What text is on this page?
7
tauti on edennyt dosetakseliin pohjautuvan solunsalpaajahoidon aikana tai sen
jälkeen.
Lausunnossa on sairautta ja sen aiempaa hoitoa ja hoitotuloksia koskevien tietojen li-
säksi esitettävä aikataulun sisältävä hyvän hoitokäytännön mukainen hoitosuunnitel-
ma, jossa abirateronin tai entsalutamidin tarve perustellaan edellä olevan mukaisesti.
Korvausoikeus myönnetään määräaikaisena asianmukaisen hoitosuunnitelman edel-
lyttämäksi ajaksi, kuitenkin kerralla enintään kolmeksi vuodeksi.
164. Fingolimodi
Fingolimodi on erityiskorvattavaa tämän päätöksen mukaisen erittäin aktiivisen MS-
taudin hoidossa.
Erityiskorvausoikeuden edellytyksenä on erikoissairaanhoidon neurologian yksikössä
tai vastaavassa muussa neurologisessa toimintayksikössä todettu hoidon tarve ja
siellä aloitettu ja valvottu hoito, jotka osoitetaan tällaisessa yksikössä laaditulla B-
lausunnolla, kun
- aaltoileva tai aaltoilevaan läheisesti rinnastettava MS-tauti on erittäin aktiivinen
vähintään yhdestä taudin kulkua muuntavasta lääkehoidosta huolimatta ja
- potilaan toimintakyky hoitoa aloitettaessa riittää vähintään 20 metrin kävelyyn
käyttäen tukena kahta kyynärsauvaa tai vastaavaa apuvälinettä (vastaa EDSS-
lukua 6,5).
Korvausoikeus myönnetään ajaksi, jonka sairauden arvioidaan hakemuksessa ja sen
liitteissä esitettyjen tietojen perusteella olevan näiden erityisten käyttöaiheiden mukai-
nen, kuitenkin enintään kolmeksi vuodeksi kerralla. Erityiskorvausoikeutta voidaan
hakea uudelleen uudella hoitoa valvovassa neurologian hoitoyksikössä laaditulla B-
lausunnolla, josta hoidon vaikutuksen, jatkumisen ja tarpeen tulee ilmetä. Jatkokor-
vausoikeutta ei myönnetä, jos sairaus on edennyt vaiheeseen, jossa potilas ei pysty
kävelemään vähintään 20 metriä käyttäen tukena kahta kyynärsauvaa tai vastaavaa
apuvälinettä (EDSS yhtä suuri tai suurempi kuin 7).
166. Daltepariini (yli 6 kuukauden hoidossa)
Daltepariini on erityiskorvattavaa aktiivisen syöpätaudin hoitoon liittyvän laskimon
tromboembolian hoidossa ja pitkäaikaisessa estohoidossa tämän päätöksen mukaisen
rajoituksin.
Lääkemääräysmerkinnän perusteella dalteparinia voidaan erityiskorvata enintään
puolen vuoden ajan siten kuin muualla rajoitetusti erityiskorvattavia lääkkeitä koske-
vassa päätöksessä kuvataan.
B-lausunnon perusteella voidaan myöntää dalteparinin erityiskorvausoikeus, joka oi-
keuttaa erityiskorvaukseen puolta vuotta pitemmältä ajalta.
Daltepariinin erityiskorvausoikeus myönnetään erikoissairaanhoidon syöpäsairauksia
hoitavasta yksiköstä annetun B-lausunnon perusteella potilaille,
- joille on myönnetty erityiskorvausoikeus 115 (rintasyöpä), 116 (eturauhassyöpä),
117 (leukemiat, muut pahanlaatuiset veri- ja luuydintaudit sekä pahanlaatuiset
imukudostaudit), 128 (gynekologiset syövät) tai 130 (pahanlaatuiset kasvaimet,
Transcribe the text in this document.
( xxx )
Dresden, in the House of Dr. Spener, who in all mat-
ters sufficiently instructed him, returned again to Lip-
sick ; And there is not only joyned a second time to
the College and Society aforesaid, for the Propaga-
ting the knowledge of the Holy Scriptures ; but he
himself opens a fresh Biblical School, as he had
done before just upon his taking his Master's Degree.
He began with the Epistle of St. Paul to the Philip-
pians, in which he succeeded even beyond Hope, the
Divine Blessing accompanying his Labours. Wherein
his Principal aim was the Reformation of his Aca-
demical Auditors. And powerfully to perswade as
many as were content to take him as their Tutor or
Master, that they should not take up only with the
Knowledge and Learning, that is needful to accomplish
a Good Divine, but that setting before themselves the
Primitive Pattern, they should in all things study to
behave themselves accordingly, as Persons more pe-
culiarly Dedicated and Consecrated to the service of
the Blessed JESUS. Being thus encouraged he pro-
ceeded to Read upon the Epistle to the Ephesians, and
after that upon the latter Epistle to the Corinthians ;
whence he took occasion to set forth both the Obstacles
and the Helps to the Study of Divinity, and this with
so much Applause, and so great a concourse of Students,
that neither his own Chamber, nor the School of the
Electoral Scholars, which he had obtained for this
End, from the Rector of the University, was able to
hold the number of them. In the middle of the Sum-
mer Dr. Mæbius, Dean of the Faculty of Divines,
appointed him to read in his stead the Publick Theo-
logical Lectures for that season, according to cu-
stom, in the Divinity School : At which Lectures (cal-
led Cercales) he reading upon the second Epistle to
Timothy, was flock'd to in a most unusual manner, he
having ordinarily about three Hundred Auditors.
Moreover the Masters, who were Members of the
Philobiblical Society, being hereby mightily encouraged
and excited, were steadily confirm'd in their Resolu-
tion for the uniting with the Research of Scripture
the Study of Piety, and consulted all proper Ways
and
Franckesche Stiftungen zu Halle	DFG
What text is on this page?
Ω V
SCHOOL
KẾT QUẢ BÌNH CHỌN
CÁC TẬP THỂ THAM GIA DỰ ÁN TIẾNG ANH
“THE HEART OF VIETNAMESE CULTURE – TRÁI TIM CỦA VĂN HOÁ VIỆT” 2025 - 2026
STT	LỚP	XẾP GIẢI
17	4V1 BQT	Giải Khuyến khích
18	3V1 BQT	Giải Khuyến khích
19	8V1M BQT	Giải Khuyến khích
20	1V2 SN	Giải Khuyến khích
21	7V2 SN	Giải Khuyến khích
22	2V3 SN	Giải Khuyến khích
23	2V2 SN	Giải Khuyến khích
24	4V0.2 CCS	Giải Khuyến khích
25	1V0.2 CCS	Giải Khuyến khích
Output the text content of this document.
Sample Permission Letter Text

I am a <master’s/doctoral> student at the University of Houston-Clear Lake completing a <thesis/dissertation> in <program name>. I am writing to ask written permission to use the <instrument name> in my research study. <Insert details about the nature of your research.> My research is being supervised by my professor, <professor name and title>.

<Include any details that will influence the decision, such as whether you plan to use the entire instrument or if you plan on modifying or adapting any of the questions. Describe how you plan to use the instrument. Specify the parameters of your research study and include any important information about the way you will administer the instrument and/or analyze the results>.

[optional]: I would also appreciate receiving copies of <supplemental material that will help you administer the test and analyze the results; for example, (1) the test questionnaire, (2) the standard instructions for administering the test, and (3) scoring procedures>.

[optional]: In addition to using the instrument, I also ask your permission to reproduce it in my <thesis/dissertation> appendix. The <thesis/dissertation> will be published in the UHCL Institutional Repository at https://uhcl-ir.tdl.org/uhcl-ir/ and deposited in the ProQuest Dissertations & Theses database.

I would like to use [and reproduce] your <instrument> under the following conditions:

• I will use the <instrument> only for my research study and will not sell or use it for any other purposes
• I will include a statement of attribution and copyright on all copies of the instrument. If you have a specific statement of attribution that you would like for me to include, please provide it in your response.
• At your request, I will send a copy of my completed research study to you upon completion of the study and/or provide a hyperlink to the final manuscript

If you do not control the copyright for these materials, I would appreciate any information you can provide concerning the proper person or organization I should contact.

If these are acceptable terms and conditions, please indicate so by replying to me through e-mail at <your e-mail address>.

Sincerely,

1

*Written exercise*:
What is needed here is an exact reproduction of all the entries.

*Result of the task*:
What text is on this page?
7
tauti on edennyt dosetakseliin pohjautuvan solunsalpaajahoidon aikana tai sen
jälkeen.
Lausunnossa on sairautta ja sen aiempaa hoitoa ja hoitotuloksia koskevien tietojen li-
säksi esitettävä aikataulun sisältävä hyvän hoitokäytännön mukainen hoitosuunnitel-
ma, jossa abirateronin tai entsalutamidin tarve perustellaan edellä olevan mukaisesti.
Korvausoikeus myönnetään määräaikaisena asianmukaisen hoitosuunnitelman edel-
lyttämäksi ajaksi, kuitenkin kerralla enintään kolmeksi vuodeksi.
164. Fingolimodi
Fingolimodi on erityiskorvattavaa tämän päätöksen mukaisen erittäin aktiivisen MS-
taudin hoidossa.
Erityiskorvausoikeuden edellytyksenä on erikoissairaanhoidon neurologian yksikössä
tai vastaavassa muussa neurologisessa toimintayksikössä todettu hoidon tarve ja
siellä aloitettu ja valvottu hoito, jotka osoitetaan tällaisessa yksikössä laaditulla B-
lausunnolla, kun
- aaltoileva tai aaltoilevaan läheisesti rinnastettava MS-tauti on erittäin aktiivinen
vähintään yhdestä taudin kulkua muuntavasta lääkehoidosta huolimatta ja
- potilaan toimintakyky hoitoa aloitettaessa riittää vähintään 20 metrin kävelyyn
käyttäen tukena kahta kyynärsauvaa tai vastaavaa apuvälinettä (vastaa EDSS-
lukua 6,5).
Korvausoikeus myönnetään ajaksi, jonka sairauden arvioidaan hakemuksessa ja sen
liitteissä esitettyjen tietojen perusteella olevan näiden erityisten käyttöaiheiden mukai-
nen, kuitenkin enintään kolmeksi vuodeksi kerralla. Erityiskorvausoikeutta voidaan
hakea uudelleen uudella hoitoa valvovassa neurologian hoitoyksikössä laaditulla B-
lausunnolla, josta hoidon vaikutuksen, jatkumisen ja tarpeen tulee ilmetä. Jatkokor-
vausoikeutta ei myönnetä, jos sairaus on edennyt vaiheeseen, jossa potilas ei pysty
kävelemään vähintään 20 metriä käyttäen tukena kahta kyynärsauvaa tai vastaavaa
apuvälinettä (EDSS yhtä suuri tai suurempi kuin 7).
166. Daltepariini (yli 6 kuukauden hoidossa)
Daltepariini on erityiskorvattavaa aktiivisen syöpätaudin hoitoon liittyvän laskimon
tromboembolian hoidossa ja pitkäaikaisessa estohoidossa tämän päätöksen mukaisen
rajoituksin.
Lääkemääräysmerkinnän perusteella dalteparinia voidaan erityiskorvata enintään
puolen vuoden ajan siten kuin muualla rajoitetusti erityiskorvattavia lääkkeitä koske-
vassa päätöksessä kuvataan.
B-lausunnon perusteella voidaan myöntää dalteparinin erityiskorvausoikeus, joka oi-
keuttaa erityiskorvaukseen puolta vuotta pitemmältä ajalta.
Daltepariinin erityiskorvausoikeus myönnetään erikoissairaanhoidon syöpäsairauksia
hoitavasta yksiköstä annetun B-lausunnon perusteella potilaille,
- joille on myönnetty erityiskorvausoikeus 115 (rintasyöpä), 116 (eturauhassyöpä),
117 (leukemiat, muut pahanlaatuiset veri- ja luuydintaudit sekä pahanlaatuiset
imukudostaudit), 128 (gynekologiset syövät) tai 130 (pahanlaatuiset kasvaimet,
Transcribe the text in this document.
( xxx )
Dresden, in the House of Dr. Spener, who in all mat-
ters sufficiently instructed him, returned again to Lip-
sick ; And there is not only joyned a second time to
the College and Society aforesaid, for the Propaga-
ting the knowledge of the Holy Scriptures ; but he
himself opens a fresh Biblical School, as he had
done before just upon his taking his Master's Degree.
He began with the Epistle of St. Paul to the Philip-
pians, in which he succeeded even beyond Hope, the
Divine Blessing accompanying his Labours. Wherein
his Principal aim was the Reformation of his Aca-
demical Auditors. And powerfully to perswade as
many as were content to take him as their Tutor or
Master, that they should not take up only with the
Knowledge and Learning, that is needful to accomplish
a Good Divine, but that setting before themselves the
Primitive Pattern, they should in all things study to
behave themselves accordingly, as Persons more pe-
culiarly Dedicated and Consecrated to the service of
the Blessed JESUS. Being thus encouraged he pro-
ceeded to Read upon the Epistle to the Ephesians, and
after that upon the latter Epistle to the Corinthians ;
whence he took occasion to set forth both the Obstacles
and the Helps to the Study of Divinity, and this with
so much Applause, and so great a concourse of Students,
that neither his own Chamber, nor the School of the
Electoral Scholars, which he had obtained for this
End, from the Rector of the University, was able to
hold the number of them. In the middle of the Sum-
mer Dr. Mæbius, Dean of the Faculty of Divines,
appointed him to read in his stead the Publick Theo-
logical Lectures for that season, according to cu-
stom, in the Divinity School : At which Lectures (cal-
led Cercales) he reading upon the second Epistle to
Timothy, was flock'd to in a most unusual manner, he
having ordinarily about three Hundred Auditors.
Moreover the Masters, who were Members of the
Philobiblical Society, being hereby mightily encouraged
and excited, were steadily confirm'd in their Resolu-
tion for the uniting with the Research of Scripture
the Study of Piety, and consulted all proper Ways
and
Franckesche Stiftungen zu Halle	DFG
What text is on this page?
Ω V
SCHOOL
KẾT QUẢ BÌNH CHỌN
CÁC TẬP THỂ THAM GIA DỰ ÁN TIẾNG ANH
“THE HEART OF VIETNAMESE CULTURE – TRÁI TIM CỦA VĂN HOÁ VIỆT” 2025 - 2026
STT	LỚP	XẾP GIẢI
17	4V1 BQT	Giải Khuyến khích
18	3V1 BQT	Giải Khuyến khích
19	8V1M BQT	Giải Khuyến khích
20	1V2 SN	Giải Khuyến khích
21	7V2 SN	Giải Khuyến khích
22	2V3 SN	Giải Khuyến khích
23	2V2 SN	Giải Khuyến khích
24	4V0.2 CCS	Giải Khuyến khích
25	1V0.2 CCS	Giải Khuyến khích
Output the text content of this document.
Sample Permission Letter Text

I am a <master’s/doctoral> student at the University of Houston-Clear Lake completing a <thesis/dissertation> in <program name>. I am writing to ask written permission to use the <instrument name> in my research study. <Insert details about the nature of your research.> My research is being supervised by my professor, <professor name and title>.

<Include any details that will influence the decision, such as whether you plan to use the entire instrument or if you plan on modifying or adapting any of the questions. Describe how you plan to use the instrument. Specify the parameters of your research study and include any important information about the way you will administer the instrument and/or analyze the results>.

[optional]: I would also appreciate receiving copies of <supplemental material that will help you administer the test and analyze the results; for example, (1) the test questionnaire, (2) the standard instructions for administering the test, and (3) scoring procedures>.

[optional]: In addition to using the instrument, I also ask your permission to reproduce it in my <thesis/dissertation> appendix. The <thesis/dissertation> will be published in the UHCL Institutional Repository at https://uhcl-ir.tdl.org/uhcl-ir/ and deposited in the ProQuest Dissertations & Theses database.

I would like to use [and reproduce] your <instrument> under the following conditions:

• I will use the <instrument> only for my research study and will not sell or use it for any other purposes
• I will include a statement of attribution and copyright on all copies of the instrument. If you have a specific statement of attribution that you would like for me to include, please provide it in your response.
• At your request, I will send a copy of my completed research study to you upon completion of the study and/or provide a hyperlink to the final manuscript

If you do not control the copyright for these materials, I would appreciate any information you can provide concerning the proper person or organization I should contact.

If these are acceptable terms and conditions, please indicate so by replying to me through e-mail at <your e-mail address>.

Sincerely,

1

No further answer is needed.